— PROBLEM STATEMENT —
A partial copy is required: transcribe exactly the lines from the one containing "Read all visible" through the last line below, without any pictures.

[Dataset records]
--------------------------------
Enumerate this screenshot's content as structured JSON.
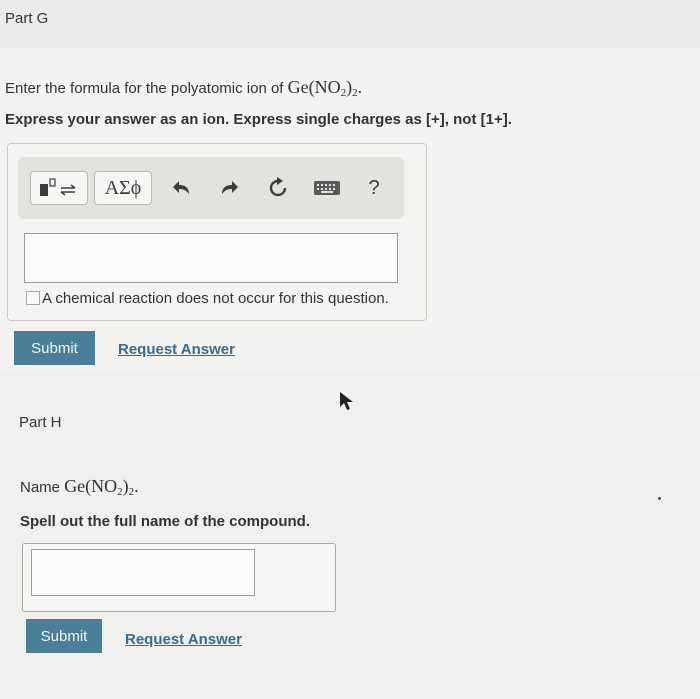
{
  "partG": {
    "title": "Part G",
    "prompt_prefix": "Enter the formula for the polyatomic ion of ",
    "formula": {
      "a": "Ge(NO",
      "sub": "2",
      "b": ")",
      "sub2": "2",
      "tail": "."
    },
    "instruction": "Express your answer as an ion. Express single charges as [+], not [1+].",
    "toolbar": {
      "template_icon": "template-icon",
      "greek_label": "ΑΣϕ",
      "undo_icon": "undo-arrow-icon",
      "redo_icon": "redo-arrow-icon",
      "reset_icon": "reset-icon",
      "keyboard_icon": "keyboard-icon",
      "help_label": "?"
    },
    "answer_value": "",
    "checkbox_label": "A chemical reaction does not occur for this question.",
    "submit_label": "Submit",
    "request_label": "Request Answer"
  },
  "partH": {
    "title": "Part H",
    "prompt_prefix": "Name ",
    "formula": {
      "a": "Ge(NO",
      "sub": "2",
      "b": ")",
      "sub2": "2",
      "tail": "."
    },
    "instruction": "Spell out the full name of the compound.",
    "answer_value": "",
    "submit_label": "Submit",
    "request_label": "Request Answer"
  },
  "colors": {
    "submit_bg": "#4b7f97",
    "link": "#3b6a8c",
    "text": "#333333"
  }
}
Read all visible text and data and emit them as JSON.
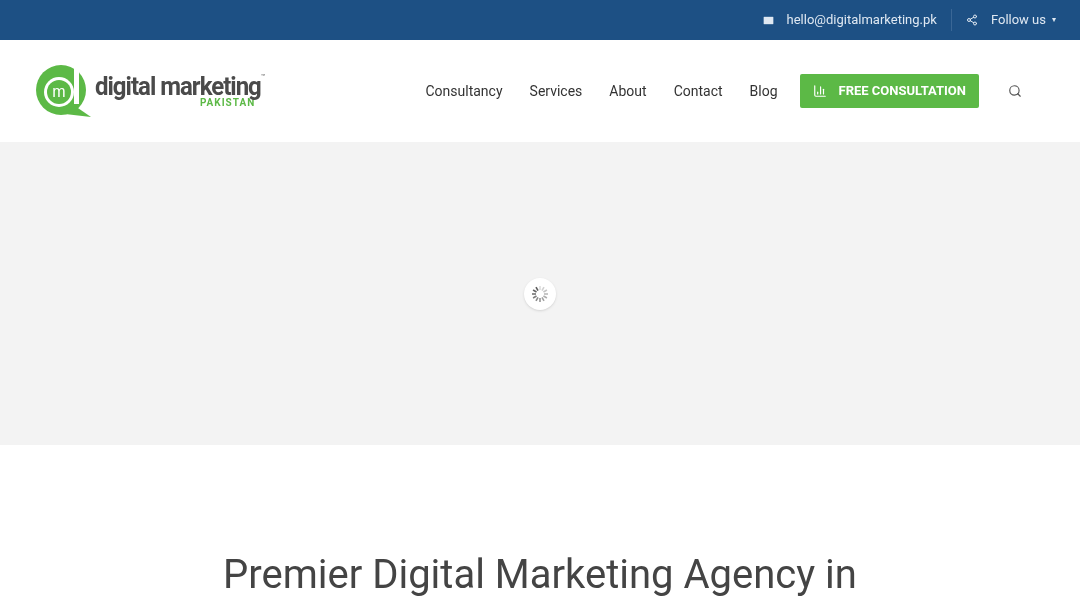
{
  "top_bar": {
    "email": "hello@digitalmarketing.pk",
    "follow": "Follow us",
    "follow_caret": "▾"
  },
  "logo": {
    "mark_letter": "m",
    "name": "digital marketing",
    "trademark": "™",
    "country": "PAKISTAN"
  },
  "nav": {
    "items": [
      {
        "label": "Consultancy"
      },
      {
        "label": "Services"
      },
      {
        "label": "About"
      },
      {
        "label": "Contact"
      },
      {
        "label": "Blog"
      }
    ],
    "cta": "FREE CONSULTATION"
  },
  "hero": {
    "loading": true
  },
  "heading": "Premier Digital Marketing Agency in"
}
--------------------------------
— RESPONSE TO THE EXERCISE —
Read all visible text and data and emit them as JSON.
{
  "top_bar": {
    "email": "hello@digitalmarketing.pk",
    "follow": "Follow us",
    "follow_caret": "▾"
  },
  "logo": {
    "mark_letter": "m",
    "name": "digital marketing",
    "trademark": "™",
    "country": "PAKISTAN"
  },
  "nav": {
    "items": [
      {
        "label": "Consultancy"
      },
      {
        "label": "Services"
      },
      {
        "label": "About"
      },
      {
        "label": "Contact"
      },
      {
        "label": "Blog"
      }
    ],
    "cta": "FREE CONSULTATION"
  },
  "hero": {
    "loading": true
  },
  "heading": "Premier Digital Marketing Agency in"
}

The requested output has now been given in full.